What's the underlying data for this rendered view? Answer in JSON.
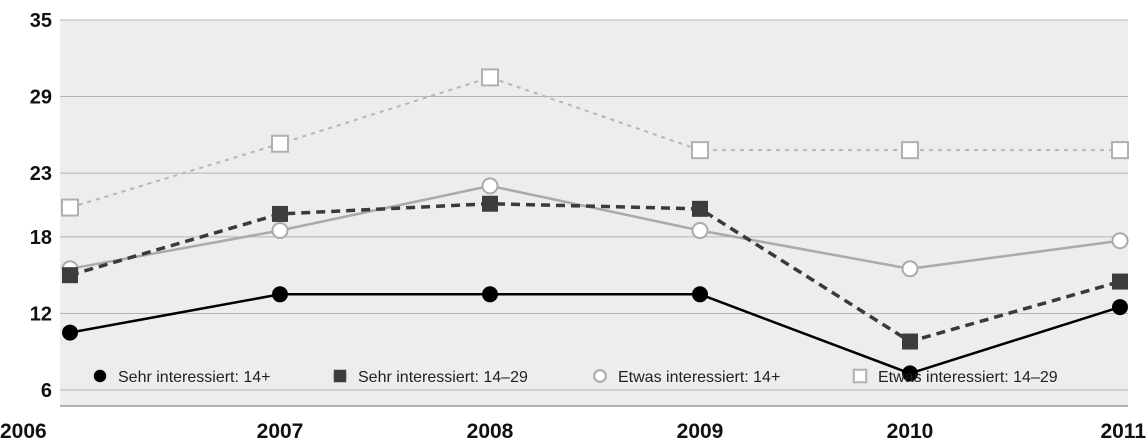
{
  "chart_data": {
    "type": "line",
    "x": [
      "2006",
      "2007",
      "2008",
      "2009",
      "2010",
      "2011"
    ],
    "ylim": [
      0,
      35
    ],
    "yticks": [
      "35",
      "29",
      "23",
      "18",
      "12",
      "6"
    ],
    "ytick_values": [
      35,
      29,
      23,
      18,
      12,
      6
    ],
    "grid": true,
    "legend_position": "bottom-inside",
    "series": [
      {
        "name": "Sehr interessiert: 14+",
        "values": [
          10.5,
          13.5,
          13.5,
          13.5,
          7.3,
          12.5
        ],
        "color": "#000000",
        "line": "solid",
        "marker": "filled-circle"
      },
      {
        "name": "Sehr interessiert: 14–29",
        "values": [
          15.0,
          19.8,
          20.6,
          20.2,
          9.8,
          14.5
        ],
        "color": "#3a3a3a",
        "line": "dashed",
        "marker": "filled-square"
      },
      {
        "name": "Etwas interessiert: 14+",
        "values": [
          15.5,
          18.5,
          22.0,
          18.5,
          15.5,
          17.7
        ],
        "color": "#aaaaaa",
        "line": "solid",
        "marker": "open-circle"
      },
      {
        "name": "Etwas interessiert: 14–29",
        "values": [
          20.3,
          25.3,
          30.5,
          24.8,
          24.8,
          24.8
        ],
        "color": "#b5b5b5",
        "line": "dotted",
        "marker": "open-square"
      }
    ]
  }
}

▸ Problem to solve
Restate each line of the records exactly; pictures do not belong in the copy.

▸ Output below
What's the underlying data for this rendered view? Answer in JSON.
{
  "chart_data": {
    "type": "line",
    "x": [
      "2006",
      "2007",
      "2008",
      "2009",
      "2010",
      "2011"
    ],
    "ylim": [
      0,
      35
    ],
    "yticks": [
      "35",
      "29",
      "23",
      "18",
      "12",
      "6"
    ],
    "ytick_values": [
      35,
      29,
      23,
      18,
      12,
      6
    ],
    "grid": true,
    "legend_position": "bottom-inside",
    "series": [
      {
        "name": "Sehr interessiert: 14+",
        "values": [
          10.5,
          13.5,
          13.5,
          13.5,
          7.3,
          12.5
        ],
        "color": "#000000",
        "line": "solid",
        "marker": "filled-circle"
      },
      {
        "name": "Sehr interessiert: 14–29",
        "values": [
          15.0,
          19.8,
          20.6,
          20.2,
          9.8,
          14.5
        ],
        "color": "#3a3a3a",
        "line": "dashed",
        "marker": "filled-square"
      },
      {
        "name": "Etwas interessiert: 14+",
        "values": [
          15.5,
          18.5,
          22.0,
          18.5,
          15.5,
          17.7
        ],
        "color": "#aaaaaa",
        "line": "solid",
        "marker": "open-circle"
      },
      {
        "name": "Etwas interessiert: 14–29",
        "values": [
          20.3,
          25.3,
          30.5,
          24.8,
          24.8,
          24.8
        ],
        "color": "#b5b5b5",
        "line": "dotted",
        "marker": "open-square"
      }
    ]
  }
}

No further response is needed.